Make an exact copy of all the entries, but do not reproduce the pictures.

━━ Information given

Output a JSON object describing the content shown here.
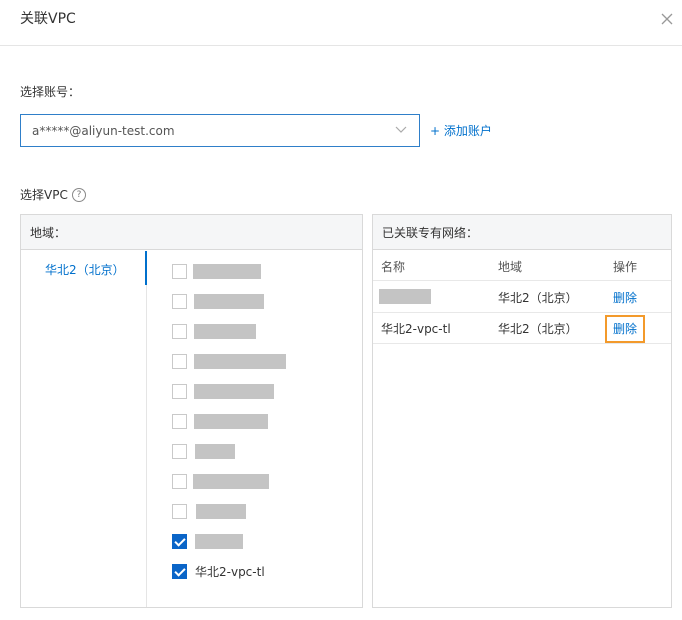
{
  "dialog": {
    "title": "关联VPC"
  },
  "account": {
    "label": "选择账号：",
    "value": "a*****@aliyun-test.com",
    "add_label": "+ 添加账户"
  },
  "vpc_select": {
    "label": "选择VPC",
    "help_glyph": "?",
    "left_panel": {
      "header": "地域：",
      "regions": [
        "华北2（北京）"
      ],
      "vpcs": [
        {
          "name": "",
          "checked": false,
          "redacted": true
        },
        {
          "name": "",
          "checked": false,
          "redacted": true
        },
        {
          "name": "",
          "checked": false,
          "redacted": true
        },
        {
          "name": "",
          "checked": false,
          "redacted": true
        },
        {
          "name": "",
          "checked": false,
          "redacted": true
        },
        {
          "name": "",
          "checked": false,
          "redacted": true
        },
        {
          "name": "",
          "checked": false,
          "redacted": true
        },
        {
          "name": "",
          "checked": false,
          "redacted": true
        },
        {
          "name": "",
          "checked": false,
          "redacted": true
        },
        {
          "name": "",
          "checked": true,
          "redacted": true
        },
        {
          "name": "华北2-vpc-tl",
          "checked": true,
          "redacted": false
        }
      ]
    },
    "right_panel": {
      "header": "已关联专有网络：",
      "columns": [
        "名称",
        "地域",
        "操作"
      ],
      "rows": [
        {
          "name": "",
          "redacted": true,
          "region": "华北2（北京）",
          "action": "删除",
          "highlighted": false
        },
        {
          "name": "华北2-vpc-tl",
          "redacted": false,
          "region": "华北2（北京）",
          "action": "删除",
          "highlighted": true
        }
      ]
    }
  },
  "colors": {
    "link": "#0070cc",
    "highlight": "#f39a2b",
    "checkbox": "#0a65c8",
    "redaction": "#c4c4c4"
  }
}
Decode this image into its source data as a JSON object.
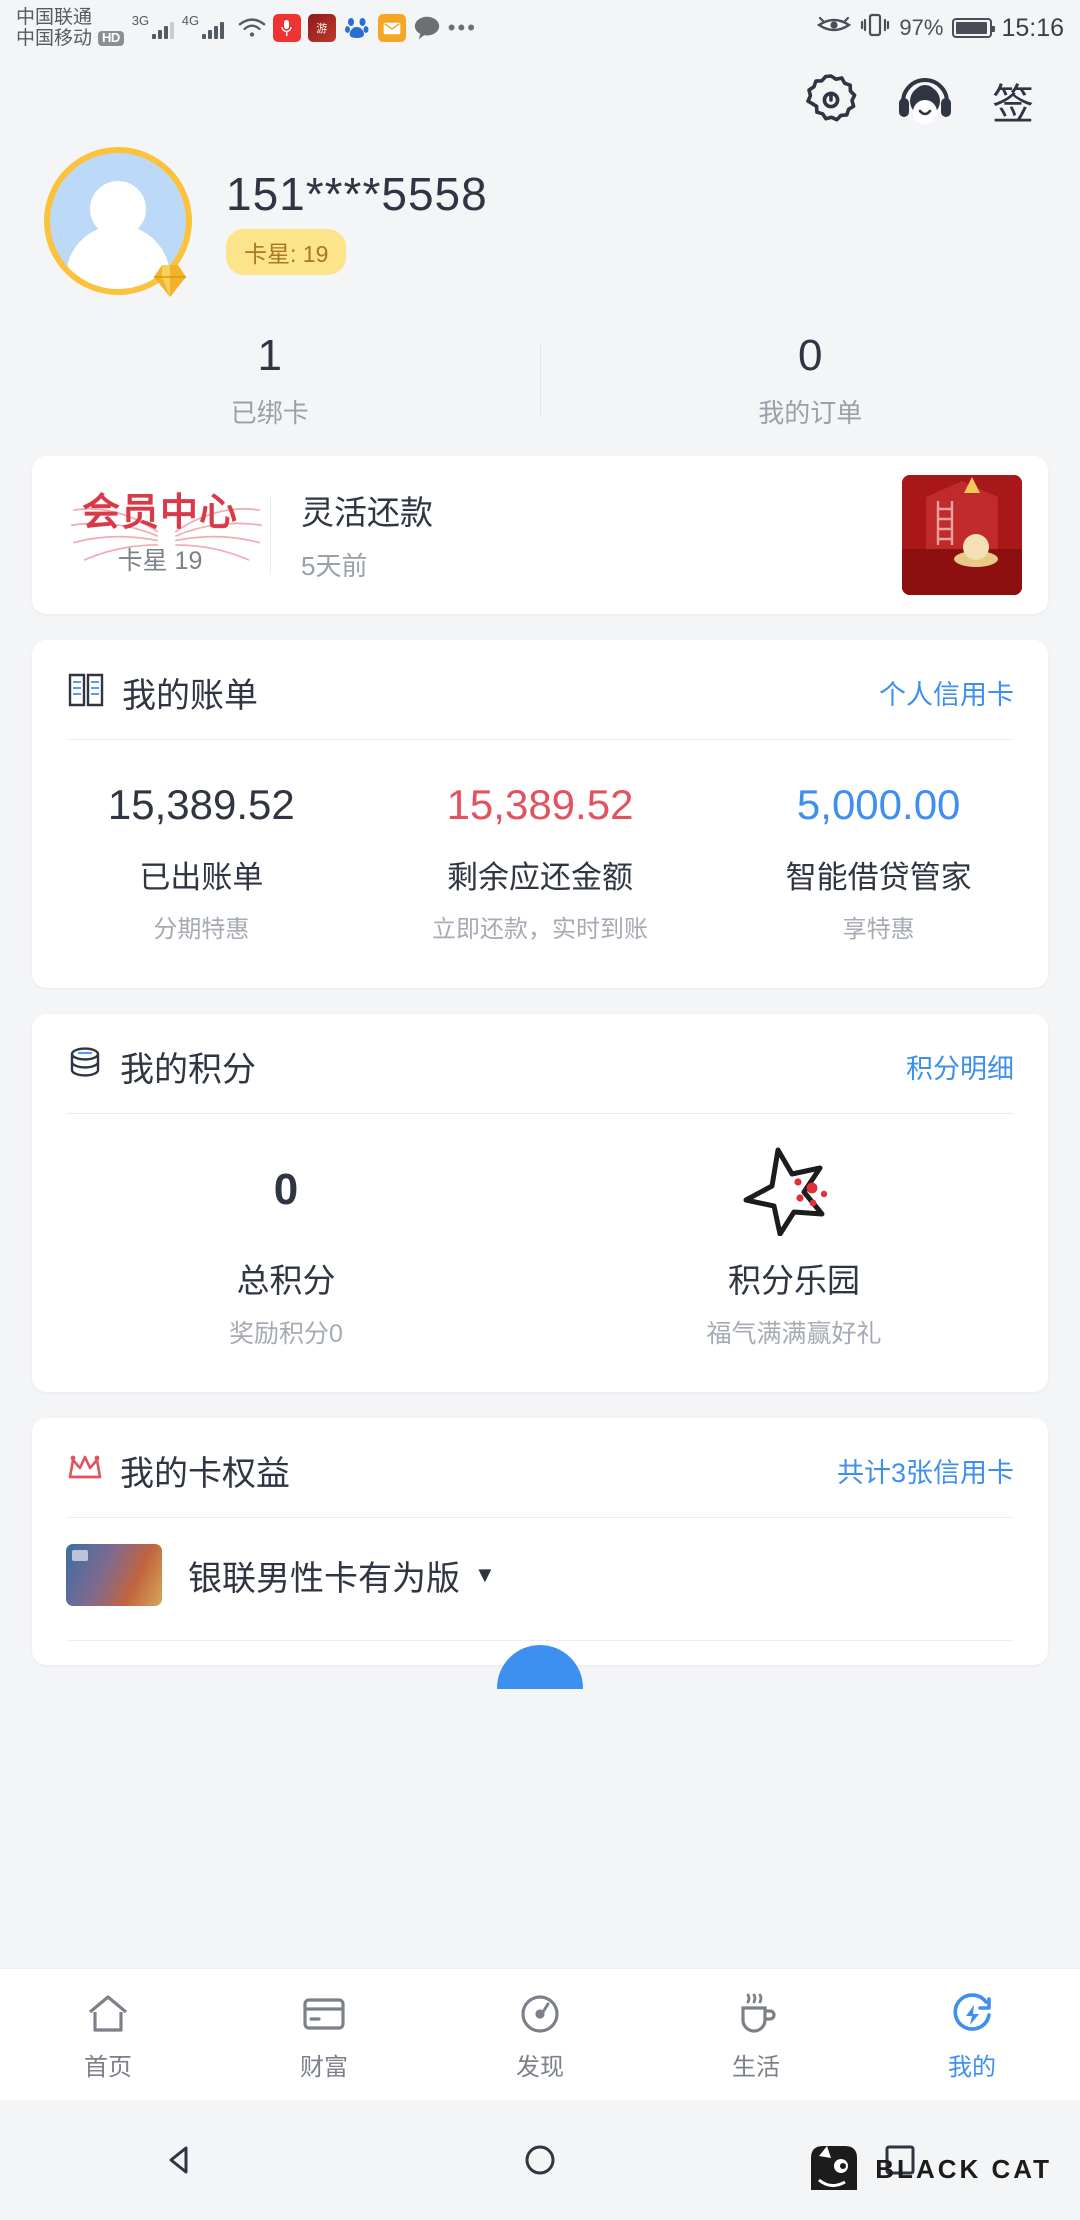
{
  "statusbar": {
    "carrier1": "中国联通",
    "carrier2": "中国移动",
    "hd": "HD",
    "net1": "3G",
    "net2": "4G",
    "net2_sup": "+",
    "battery_percent": "97%",
    "time": "15:16",
    "more": "•••",
    "icons": [
      "wifi-icon",
      "microphone-icon",
      "game-icon",
      "baidu-icon",
      "mail-icon",
      "chat-icon",
      "eye-icon",
      "vibrate-icon",
      "battery-icon"
    ]
  },
  "header": {
    "settings_icon": "gear-icon",
    "service_icon": "headset-icon",
    "sign_label": "签"
  },
  "profile": {
    "phone": "151****5558",
    "star_badge": "卡星: 19",
    "avatar_icon": "user-avatar-icon"
  },
  "stats": [
    {
      "value": "1",
      "label": "已绑卡"
    },
    {
      "value": "0",
      "label": "我的订单"
    }
  ],
  "member_banner": {
    "logo": "会员中心",
    "logo_sub": "卡星 19",
    "title": "灵活还款",
    "subtitle": "5天前",
    "thumb_icon": "promo-thumbnail"
  },
  "bill": {
    "icon": "ledger-icon",
    "title": "我的账单",
    "link": "个人信用卡",
    "columns": [
      {
        "amount": "15,389.52",
        "label": "已出账单",
        "sub": "分期特惠",
        "color": "dark"
      },
      {
        "amount": "15,389.52",
        "label": "剩余应还金额",
        "sub": "立即还款，实时到账",
        "color": "red"
      },
      {
        "amount": "5,000.00",
        "label": "智能借贷管家",
        "sub": "享特惠",
        "color": "blue"
      }
    ]
  },
  "points": {
    "icon": "coins-icon",
    "title": "我的积分",
    "link": "积分明细",
    "total_value": "0",
    "total_label": "总积分",
    "total_sub": "奖励积分0",
    "park_label": "积分乐园",
    "park_sub": "福气满满赢好礼",
    "park_icon": "star-park-icon"
  },
  "rights": {
    "icon": "crown-icon",
    "title": "我的卡权益",
    "link": "共计3张信用卡",
    "card_name": "银联男性卡有为版",
    "caret_icon": "chevron-down-icon",
    "card_icon": "credit-card-thumbnail"
  },
  "bottom_nav": [
    {
      "label": "首页",
      "icon": "home-icon",
      "active": false
    },
    {
      "label": "财富",
      "icon": "wallet-icon",
      "active": false
    },
    {
      "label": "发现",
      "icon": "compass-icon",
      "active": false
    },
    {
      "label": "生活",
      "icon": "cup-icon",
      "active": false
    },
    {
      "label": "我的",
      "icon": "my-icon",
      "active": true
    }
  ],
  "system_nav": {
    "back": "back-triangle-icon",
    "home": "home-circle-icon",
    "recents": "recents-square-icon"
  },
  "watermark": {
    "text": "BLACK CAT",
    "icon": "black-cat-logo"
  },
  "colors": {
    "accent_blue": "#3d8ff0",
    "amount_red": "#e2535f",
    "badge_gold": "#fbe48a",
    "avatar_ring": "#fbc23b",
    "page_bg": "#f4f5f7"
  }
}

━━━━

Output of the task -
Output a JSON object describing the content shown here.
{
  "dialog": {
    "title": "关联VPC"
  },
  "account": {
    "label": "选择账号：",
    "value": "a*****@aliyun-test.com",
    "add_label": "+ 添加账户"
  },
  "vpc_select": {
    "label": "选择VPC",
    "help_glyph": "?",
    "left_panel": {
      "header": "地域：",
      "regions": [
        "华北2（北京）"
      ],
      "vpcs": [
        {
          "name": "",
          "checked": false,
          "redacted": true
        },
        {
          "name": "",
          "checked": false,
          "redacted": true
        },
        {
          "name": "",
          "checked": false,
          "redacted": true
        },
        {
          "name": "",
          "checked": false,
          "redacted": true
        },
        {
          "name": "",
          "checked": false,
          "redacted": true
        },
        {
          "name": "",
          "checked": false,
          "redacted": true
        },
        {
          "name": "",
          "checked": false,
          "redacted": true
        },
        {
          "name": "",
          "checked": false,
          "redacted": true
        },
        {
          "name": "",
          "checked": false,
          "redacted": true
        },
        {
          "name": "",
          "checked": true,
          "redacted": true
        },
        {
          "name": "华北2-vpc-tl",
          "checked": true,
          "redacted": false
        }
      ]
    },
    "right_panel": {
      "header": "已关联专有网络：",
      "columns": [
        "名称",
        "地域",
        "操作"
      ],
      "rows": [
        {
          "name": "",
          "redacted": true,
          "region": "华北2（北京）",
          "action": "删除",
          "highlighted": false
        },
        {
          "name": "华北2-vpc-tl",
          "redacted": false,
          "region": "华北2（北京）",
          "action": "删除",
          "highlighted": true
        }
      ]
    }
  },
  "colors": {
    "link": "#0070cc",
    "highlight": "#f39a2b",
    "checkbox": "#0a65c8",
    "redaction": "#c4c4c4"
  }
}
Decode this image into its source data as a JSON object.
{
  "statusbar": {
    "carrier1": "中国联通",
    "carrier2": "中国移动",
    "hd": "HD",
    "net1": "3G",
    "net2": "4G",
    "net2_sup": "+",
    "battery_percent": "97%",
    "time": "15:16",
    "more": "•••",
    "icons": [
      "wifi-icon",
      "microphone-icon",
      "game-icon",
      "baidu-icon",
      "mail-icon",
      "chat-icon",
      "eye-icon",
      "vibrate-icon",
      "battery-icon"
    ]
  },
  "header": {
    "settings_icon": "gear-icon",
    "service_icon": "headset-icon",
    "sign_label": "签"
  },
  "profile": {
    "phone": "151****5558",
    "star_badge": "卡星: 19",
    "avatar_icon": "user-avatar-icon"
  },
  "stats": [
    {
      "value": "1",
      "label": "已绑卡"
    },
    {
      "value": "0",
      "label": "我的订单"
    }
  ],
  "member_banner": {
    "logo": "会员中心",
    "logo_sub": "卡星 19",
    "title": "灵活还款",
    "subtitle": "5天前",
    "thumb_icon": "promo-thumbnail"
  },
  "bill": {
    "icon": "ledger-icon",
    "title": "我的账单",
    "link": "个人信用卡",
    "columns": [
      {
        "amount": "15,389.52",
        "label": "已出账单",
        "sub": "分期特惠",
        "color": "dark"
      },
      {
        "amount": "15,389.52",
        "label": "剩余应还金额",
        "sub": "立即还款，实时到账",
        "color": "red"
      },
      {
        "amount": "5,000.00",
        "label": "智能借贷管家",
        "sub": "享特惠",
        "color": "blue"
      }
    ]
  },
  "points": {
    "icon": "coins-icon",
    "title": "我的积分",
    "link": "积分明细",
    "total_value": "0",
    "total_label": "总积分",
    "total_sub": "奖励积分0",
    "park_label": "积分乐园",
    "park_sub": "福气满满赢好礼",
    "park_icon": "star-park-icon"
  },
  "rights": {
    "icon": "crown-icon",
    "title": "我的卡权益",
    "link": "共计3张信用卡",
    "card_name": "银联男性卡有为版",
    "caret_icon": "chevron-down-icon",
    "card_icon": "credit-card-thumbnail"
  },
  "bottom_nav": [
    {
      "label": "首页",
      "icon": "home-icon",
      "active": false
    },
    {
      "label": "财富",
      "icon": "wallet-icon",
      "active": false
    },
    {
      "label": "发现",
      "icon": "compass-icon",
      "active": false
    },
    {
      "label": "生活",
      "icon": "cup-icon",
      "active": false
    },
    {
      "label": "我的",
      "icon": "my-icon",
      "active": true
    }
  ],
  "system_nav": {
    "back": "back-triangle-icon",
    "home": "home-circle-icon",
    "recents": "recents-square-icon"
  },
  "watermark": {
    "text": "BLACK CAT",
    "icon": "black-cat-logo"
  },
  "colors": {
    "accent_blue": "#3d8ff0",
    "amount_red": "#e2535f",
    "badge_gold": "#fbe48a",
    "avatar_ring": "#fbc23b",
    "page_bg": "#f4f5f7"
  }
}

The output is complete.